What you need to do:
Search the listing below for the string "title" and copy every line where it occurs.

Data lines:
◆ ◆ ◆ ◆ ◆

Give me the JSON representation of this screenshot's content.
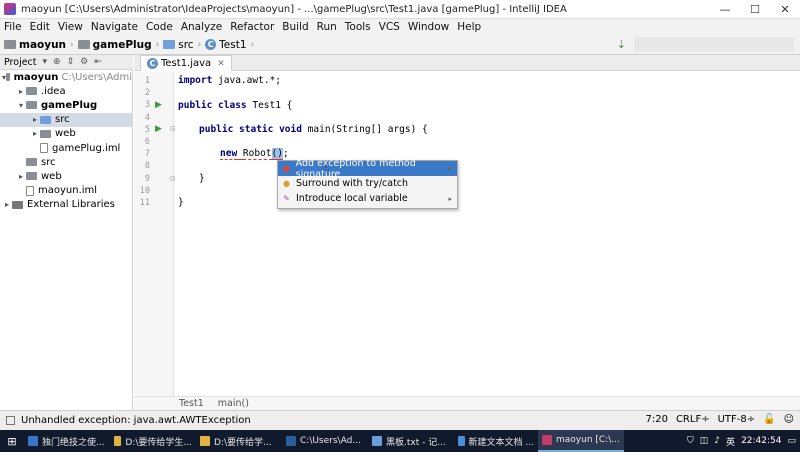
{
  "window": {
    "title": "maoyun [C:\\Users\\Administrator\\IdeaProjects\\maoyun] - ...\\gamePlug\\src\\Test1.java [gamePlug] - IntelliJ IDEA",
    "minimize": "—",
    "maximize": "☐",
    "close": "✕"
  },
  "menu": [
    "File",
    "Edit",
    "View",
    "Navigate",
    "Code",
    "Analyze",
    "Refactor",
    "Build",
    "Run",
    "Tools",
    "VCS",
    "Window",
    "Help"
  ],
  "navbar": {
    "crumbs": [
      "maoyun",
      "gamePlug",
      "src",
      "Test1"
    ]
  },
  "project_panel": {
    "title": "Project",
    "tree": [
      {
        "label": "maoyun",
        "extra": "C:\\Users\\Admi",
        "indent": 0,
        "arrow": "▾",
        "icon": "folder",
        "bold": true
      },
      {
        "label": ".idea",
        "extra": "",
        "indent": 1,
        "arrow": "▸",
        "icon": "folder",
        "bold": false
      },
      {
        "label": "gamePlug",
        "extra": "",
        "indent": 1,
        "arrow": "▾",
        "icon": "folder",
        "bold": true
      },
      {
        "label": "src",
        "extra": "",
        "indent": 2,
        "arrow": "▸",
        "icon": "folder-blue",
        "bold": false,
        "selected": true
      },
      {
        "label": "web",
        "extra": "",
        "indent": 2,
        "arrow": "▸",
        "icon": "folder",
        "bold": false
      },
      {
        "label": "gamePlug.iml",
        "extra": "",
        "indent": 2,
        "arrow": "",
        "icon": "file",
        "bold": false
      },
      {
        "label": "src",
        "extra": "",
        "indent": 1,
        "arrow": "",
        "icon": "folder",
        "bold": false
      },
      {
        "label": "web",
        "extra": "",
        "indent": 1,
        "arrow": "▸",
        "icon": "folder",
        "bold": false
      },
      {
        "label": "maoyun.iml",
        "extra": "",
        "indent": 1,
        "arrow": "",
        "icon": "file",
        "bold": false
      },
      {
        "label": "External Libraries",
        "extra": "",
        "indent": 0,
        "arrow": "▸",
        "icon": "lib",
        "bold": false
      }
    ]
  },
  "editor": {
    "tab_label": "Test1.java",
    "line_numbers": [
      "1",
      "2",
      "3",
      "4",
      "5",
      "6",
      "7",
      "8",
      "9",
      "10",
      "11"
    ],
    "code": {
      "l1_kw": "import",
      "l1_rest": " java.awt.*;",
      "l3_kw": "public class",
      "l3_rest": " Test1 {",
      "l5_kw": "public static void",
      "l5_rest": " main(String[] args) {",
      "l7_kw": "new",
      "l7_ident": "Robot",
      "l7_lp": "(",
      "l7_rp": ")",
      "l7_end": ";",
      "l9": "}",
      "l11": "}"
    }
  },
  "popup": {
    "items": [
      {
        "label": "Add exception to method signature",
        "icon": "error-bulb-icon",
        "active": true,
        "submenu": true
      },
      {
        "label": "Surround with try/catch",
        "icon": "error-bulb-icon",
        "active": false,
        "submenu": false
      },
      {
        "label": "Introduce local variable",
        "icon": "refactor-pen-icon",
        "active": false,
        "submenu": true
      }
    ]
  },
  "breadcrumb_bottom": [
    "Test1",
    "main()"
  ],
  "status": {
    "message": "Unhandled exception: java.awt.AWTException",
    "position": "7:20",
    "line_sep": "CRLF÷",
    "encoding": "UTF-8÷"
  },
  "taskbar": {
    "items": [
      "独门绝技之使...",
      "D:\\要传给学生...",
      "D:\\要传给学...",
      "C:\\Users\\Ad...",
      "黑板.txt - 记...",
      "新建文本文档 ...",
      "maoyun [C:\\..."
    ],
    "clock": "22:42:54",
    "lang": "英"
  }
}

◆ ◆ ◆ ◆ ◆

Task response:
    "title": "maoyun [C:\\Users\\Administrator\\IdeaProjects\\maoyun] - ...\\gamePlug\\src\\Test1.java [gamePlug] - IntelliJ IDEA",
    "title": "Project",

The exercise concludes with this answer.